Short exercise: Find all the lines with "Mainland" and gather them.

Records for the task:
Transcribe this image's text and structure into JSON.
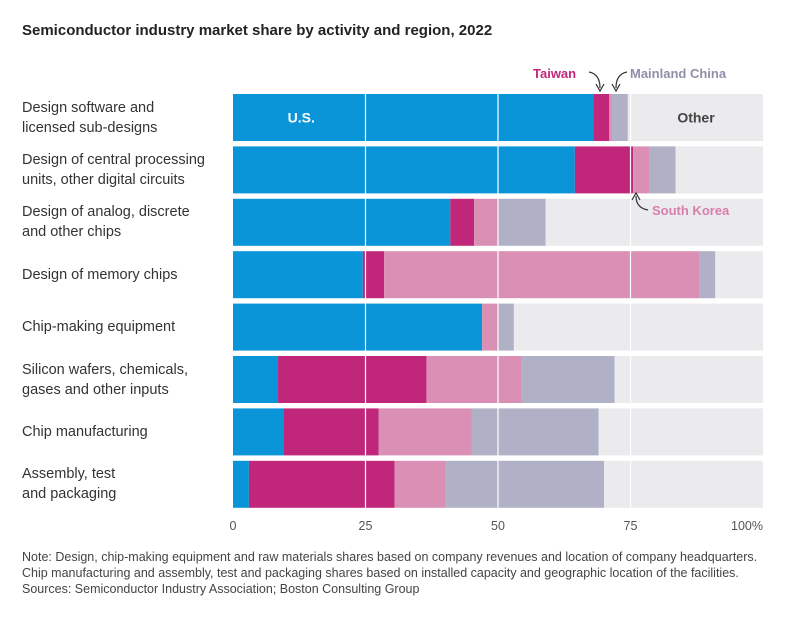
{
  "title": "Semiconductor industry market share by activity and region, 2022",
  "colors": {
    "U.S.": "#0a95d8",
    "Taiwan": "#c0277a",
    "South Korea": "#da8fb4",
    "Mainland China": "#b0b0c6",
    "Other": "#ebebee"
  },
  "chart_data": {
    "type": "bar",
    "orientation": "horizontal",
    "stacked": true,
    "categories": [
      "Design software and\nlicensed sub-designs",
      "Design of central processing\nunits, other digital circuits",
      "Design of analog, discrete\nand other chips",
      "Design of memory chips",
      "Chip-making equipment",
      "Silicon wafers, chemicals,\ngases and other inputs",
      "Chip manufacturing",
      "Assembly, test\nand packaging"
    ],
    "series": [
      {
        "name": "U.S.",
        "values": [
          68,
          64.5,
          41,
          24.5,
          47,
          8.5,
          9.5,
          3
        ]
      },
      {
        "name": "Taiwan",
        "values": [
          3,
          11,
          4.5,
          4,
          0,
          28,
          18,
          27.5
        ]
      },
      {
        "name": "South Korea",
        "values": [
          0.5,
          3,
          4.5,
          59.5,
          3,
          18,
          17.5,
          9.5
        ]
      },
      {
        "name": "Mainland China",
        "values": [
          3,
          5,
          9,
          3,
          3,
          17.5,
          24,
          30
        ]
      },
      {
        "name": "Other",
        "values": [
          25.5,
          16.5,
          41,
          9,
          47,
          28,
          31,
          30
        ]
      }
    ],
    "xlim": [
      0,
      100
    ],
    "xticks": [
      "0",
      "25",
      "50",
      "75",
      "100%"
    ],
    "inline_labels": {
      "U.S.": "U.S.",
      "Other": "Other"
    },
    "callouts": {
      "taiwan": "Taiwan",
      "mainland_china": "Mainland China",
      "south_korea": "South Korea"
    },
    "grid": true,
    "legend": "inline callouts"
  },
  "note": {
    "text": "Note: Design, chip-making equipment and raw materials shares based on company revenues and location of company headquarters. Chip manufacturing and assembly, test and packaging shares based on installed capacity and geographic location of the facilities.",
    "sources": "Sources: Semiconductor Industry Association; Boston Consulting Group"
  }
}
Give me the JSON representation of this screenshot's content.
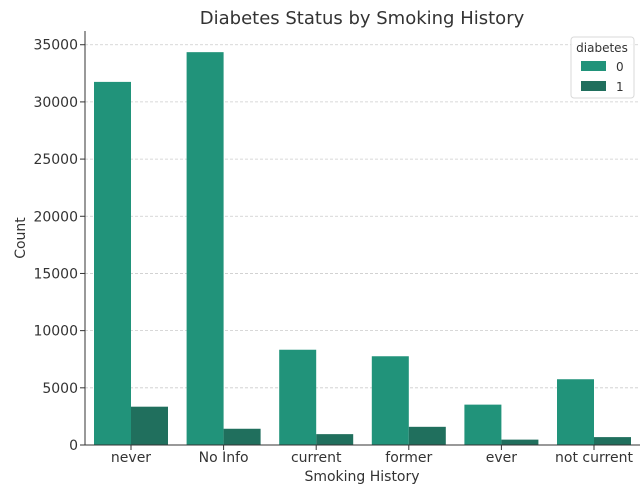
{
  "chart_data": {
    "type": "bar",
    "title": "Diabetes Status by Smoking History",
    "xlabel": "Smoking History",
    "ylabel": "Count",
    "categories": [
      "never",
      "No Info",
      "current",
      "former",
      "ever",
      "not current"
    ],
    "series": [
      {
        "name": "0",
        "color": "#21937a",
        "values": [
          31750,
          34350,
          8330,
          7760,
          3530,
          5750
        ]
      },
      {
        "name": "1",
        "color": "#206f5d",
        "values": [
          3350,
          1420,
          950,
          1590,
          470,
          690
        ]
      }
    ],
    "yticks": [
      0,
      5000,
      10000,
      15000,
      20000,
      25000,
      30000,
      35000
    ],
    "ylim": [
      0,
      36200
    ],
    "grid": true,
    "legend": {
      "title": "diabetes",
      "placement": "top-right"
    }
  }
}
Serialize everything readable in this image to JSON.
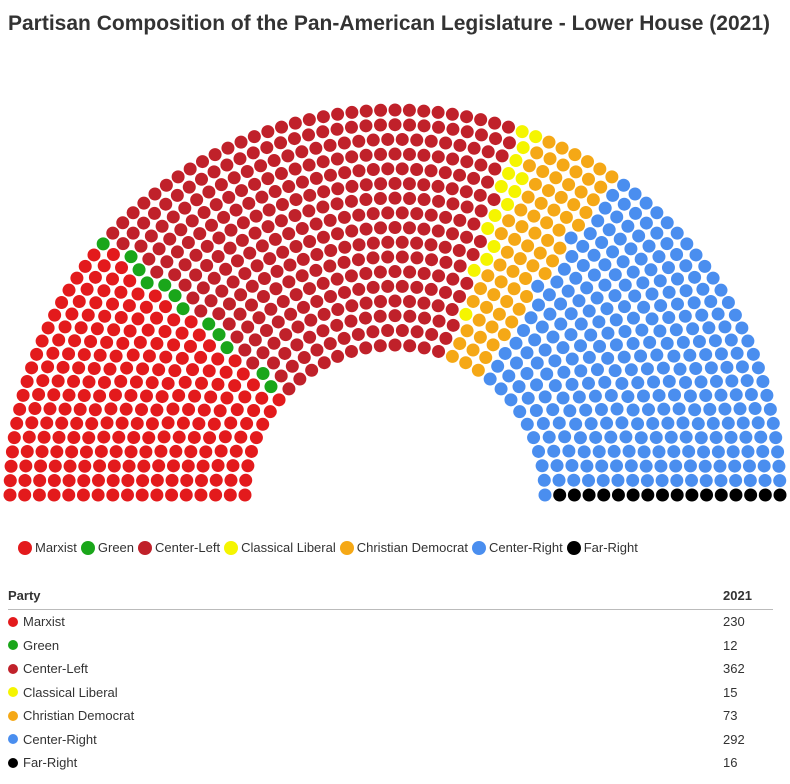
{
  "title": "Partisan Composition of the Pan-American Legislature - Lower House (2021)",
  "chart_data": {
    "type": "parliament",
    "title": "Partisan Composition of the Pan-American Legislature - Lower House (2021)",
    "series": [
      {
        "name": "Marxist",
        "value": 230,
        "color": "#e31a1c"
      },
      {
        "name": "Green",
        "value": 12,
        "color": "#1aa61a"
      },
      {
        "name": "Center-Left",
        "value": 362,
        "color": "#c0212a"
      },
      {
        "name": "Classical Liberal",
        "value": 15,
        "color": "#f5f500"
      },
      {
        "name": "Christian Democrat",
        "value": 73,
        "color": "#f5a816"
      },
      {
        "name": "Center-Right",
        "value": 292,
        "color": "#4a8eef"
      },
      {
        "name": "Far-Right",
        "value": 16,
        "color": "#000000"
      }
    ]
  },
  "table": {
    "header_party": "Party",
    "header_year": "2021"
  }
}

Answer to this exercise:
    "Mainland China": "#b0b0c6",
        "name": "Mainland China",
      "mainland_china": "Mainland China",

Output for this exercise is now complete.